Considering that the original YOLOv5 model has a relatively large amount of calculation, I have developed a very lightweight gesture recognition model yolov5s05 based on YOLOv5s. From the effect point of view, the performance of Android gesture recognition Demo is still top-notch, the average precision mAP_0.5=0.99421, mAP_0.5:0.95=0.82706. The APP can achieve real-time gesture recognition effect on ordinary Android mobile phones. The CPU (4 threads) takes about 30ms and the GPU takes about 25ms, which basically meets the performance requirements of the business.

First show the Android Demo effect:

[Android APP experience] https://download.csdn.net/download/guyuealian/86666991

[Android source code download]  Android realizes hand detection and gesture recognition

[Respect originality, please indicate the source for reprinting] https://blog.csdn.net/guyuealian/article/details/126994546


2. Method of Gesture Recognition

(1) Gesture recognition method based on multi-target detection

The gesture recognition method based on multi-target detection can be done in one step, and the gesture category is directly regarded as the category of multiple target detection for training.

  1. This solution adopts the one-stage method, direct end-to-end training, the task is simple and the speed is fast;
  2. Adding new categories or data requires manual drawing and labeling gestures, which is costly
  3. The number of samples of different gesture categories that need to be balanced
  4. easy to deploy

(2) Recognition method based on hand detection + gesture classification

In this method, a general hand detection model is first trained (no gestures are distinguished, only hand frames are detected), then the hand area is cropped, and a gesture classifier is trained to complete the classification and recognition of different gestures.

  1. The solution adopts the two-stage method, which can improve the performance of the detection model and the classification model respectively.
  2. The hand detection model does not distinguish between gestures, but only detects the hand frame, and the detection accuracy is high.
  3. The gesture classification model can be very lightweight
  4. Gesture classification data is relatively easy to collect (you can collect a hands-on video, so that the images cropped after hand detection are all actions of the same category, reducing the cost of manually drawing frames to mark gestures)

+ + + +

Answer these questions using the gesture recognition text:
(a) About how long does the GPU take?
(b) What does the hand detection model in the hand detection + gesture classification method detect?
(c) In the multi-target detection method, what makes adding new categories or data costly?
These entries have no connection to the gesture recognition text above.

[Records from a data collection]:
+ + + +

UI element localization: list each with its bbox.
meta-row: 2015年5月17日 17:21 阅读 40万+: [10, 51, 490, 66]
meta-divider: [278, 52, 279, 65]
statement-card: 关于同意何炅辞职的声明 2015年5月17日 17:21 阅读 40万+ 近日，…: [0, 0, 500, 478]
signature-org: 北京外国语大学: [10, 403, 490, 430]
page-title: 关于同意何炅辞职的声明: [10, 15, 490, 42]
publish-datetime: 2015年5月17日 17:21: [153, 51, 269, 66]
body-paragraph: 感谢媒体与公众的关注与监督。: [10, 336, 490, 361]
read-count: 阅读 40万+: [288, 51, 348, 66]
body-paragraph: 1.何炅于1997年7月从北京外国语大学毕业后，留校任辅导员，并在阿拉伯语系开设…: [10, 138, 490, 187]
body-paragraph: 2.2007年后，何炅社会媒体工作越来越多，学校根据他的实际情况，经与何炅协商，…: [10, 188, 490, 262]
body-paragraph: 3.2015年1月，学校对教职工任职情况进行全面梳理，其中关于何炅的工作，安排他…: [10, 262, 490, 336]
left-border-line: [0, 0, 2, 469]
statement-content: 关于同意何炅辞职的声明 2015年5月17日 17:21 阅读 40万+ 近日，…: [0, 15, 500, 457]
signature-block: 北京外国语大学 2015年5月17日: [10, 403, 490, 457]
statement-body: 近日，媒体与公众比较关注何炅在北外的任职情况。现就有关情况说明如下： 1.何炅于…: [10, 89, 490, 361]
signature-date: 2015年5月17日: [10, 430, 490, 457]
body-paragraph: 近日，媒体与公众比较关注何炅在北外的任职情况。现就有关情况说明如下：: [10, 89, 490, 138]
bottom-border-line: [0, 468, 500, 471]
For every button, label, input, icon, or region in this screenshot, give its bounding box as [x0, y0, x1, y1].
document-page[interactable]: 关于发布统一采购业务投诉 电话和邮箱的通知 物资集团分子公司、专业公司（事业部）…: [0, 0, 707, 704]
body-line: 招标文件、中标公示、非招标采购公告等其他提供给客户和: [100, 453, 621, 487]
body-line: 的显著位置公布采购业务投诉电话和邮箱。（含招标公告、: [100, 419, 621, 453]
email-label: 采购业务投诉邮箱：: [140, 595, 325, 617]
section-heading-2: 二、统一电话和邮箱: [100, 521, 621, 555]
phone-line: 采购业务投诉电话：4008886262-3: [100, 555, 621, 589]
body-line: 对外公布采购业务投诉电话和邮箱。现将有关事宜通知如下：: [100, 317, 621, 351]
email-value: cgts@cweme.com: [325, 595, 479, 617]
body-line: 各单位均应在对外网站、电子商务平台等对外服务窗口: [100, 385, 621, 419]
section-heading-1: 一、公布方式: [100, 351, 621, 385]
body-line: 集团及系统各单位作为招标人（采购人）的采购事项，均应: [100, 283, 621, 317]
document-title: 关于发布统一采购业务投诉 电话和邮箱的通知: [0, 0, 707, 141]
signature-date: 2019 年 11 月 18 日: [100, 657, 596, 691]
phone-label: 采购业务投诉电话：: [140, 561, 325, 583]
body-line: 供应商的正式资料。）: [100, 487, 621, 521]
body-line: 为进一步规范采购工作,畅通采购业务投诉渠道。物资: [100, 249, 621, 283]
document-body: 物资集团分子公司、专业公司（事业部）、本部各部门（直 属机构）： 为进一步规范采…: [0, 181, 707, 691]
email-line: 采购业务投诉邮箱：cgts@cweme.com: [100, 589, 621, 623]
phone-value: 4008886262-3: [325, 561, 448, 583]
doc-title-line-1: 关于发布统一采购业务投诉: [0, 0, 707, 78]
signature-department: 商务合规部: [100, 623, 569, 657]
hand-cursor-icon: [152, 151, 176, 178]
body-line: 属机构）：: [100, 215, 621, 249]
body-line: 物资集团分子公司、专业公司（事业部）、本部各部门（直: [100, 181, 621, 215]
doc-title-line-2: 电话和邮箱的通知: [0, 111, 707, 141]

+ + + +

[The output]:
(a) About 25ms.
(b) Only the hand frame. It does not distinguish between gestures.
(c) Gestures must be drawn and labeled by hand.